[Figure record listings]
————————

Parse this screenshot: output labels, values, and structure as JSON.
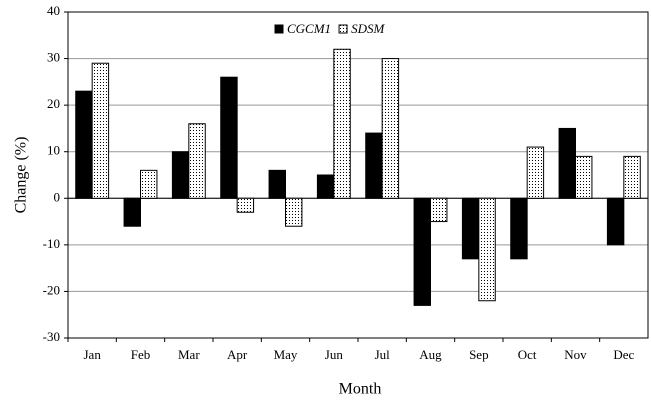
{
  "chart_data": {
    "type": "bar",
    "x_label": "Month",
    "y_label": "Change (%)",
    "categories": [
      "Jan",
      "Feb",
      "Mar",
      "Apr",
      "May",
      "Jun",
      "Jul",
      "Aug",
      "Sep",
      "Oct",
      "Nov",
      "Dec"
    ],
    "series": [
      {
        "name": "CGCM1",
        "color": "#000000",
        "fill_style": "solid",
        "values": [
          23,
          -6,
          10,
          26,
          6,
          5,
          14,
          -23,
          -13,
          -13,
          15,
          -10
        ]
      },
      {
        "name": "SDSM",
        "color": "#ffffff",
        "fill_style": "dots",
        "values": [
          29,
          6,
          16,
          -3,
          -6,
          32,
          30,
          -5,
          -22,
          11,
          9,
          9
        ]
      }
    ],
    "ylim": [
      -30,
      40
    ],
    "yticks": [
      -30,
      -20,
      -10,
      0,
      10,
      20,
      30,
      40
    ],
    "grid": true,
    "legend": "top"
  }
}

————————

**WHAT IS REQUIRED**
Go through the data above and transcribe it in full, omitting any image.

**CORRECT RESPONSE**
Parse this screenshot: output labels, values, and structure as JSON.
{
  "chart_data": {
    "type": "bar",
    "x_label": "Month",
    "y_label": "Change (%)",
    "categories": [
      "Jan",
      "Feb",
      "Mar",
      "Apr",
      "May",
      "Jun",
      "Jul",
      "Aug",
      "Sep",
      "Oct",
      "Nov",
      "Dec"
    ],
    "series": [
      {
        "name": "CGCM1",
        "color": "#000000",
        "fill_style": "solid",
        "values": [
          23,
          -6,
          10,
          26,
          6,
          5,
          14,
          -23,
          -13,
          -13,
          15,
          -10
        ]
      },
      {
        "name": "SDSM",
        "color": "#ffffff",
        "fill_style": "dots",
        "values": [
          29,
          6,
          16,
          -3,
          -6,
          32,
          30,
          -5,
          -22,
          11,
          9,
          9
        ]
      }
    ],
    "ylim": [
      -30,
      40
    ],
    "yticks": [
      -30,
      -20,
      -10,
      0,
      10,
      20,
      30,
      40
    ],
    "grid": true,
    "legend": "top"
  }
}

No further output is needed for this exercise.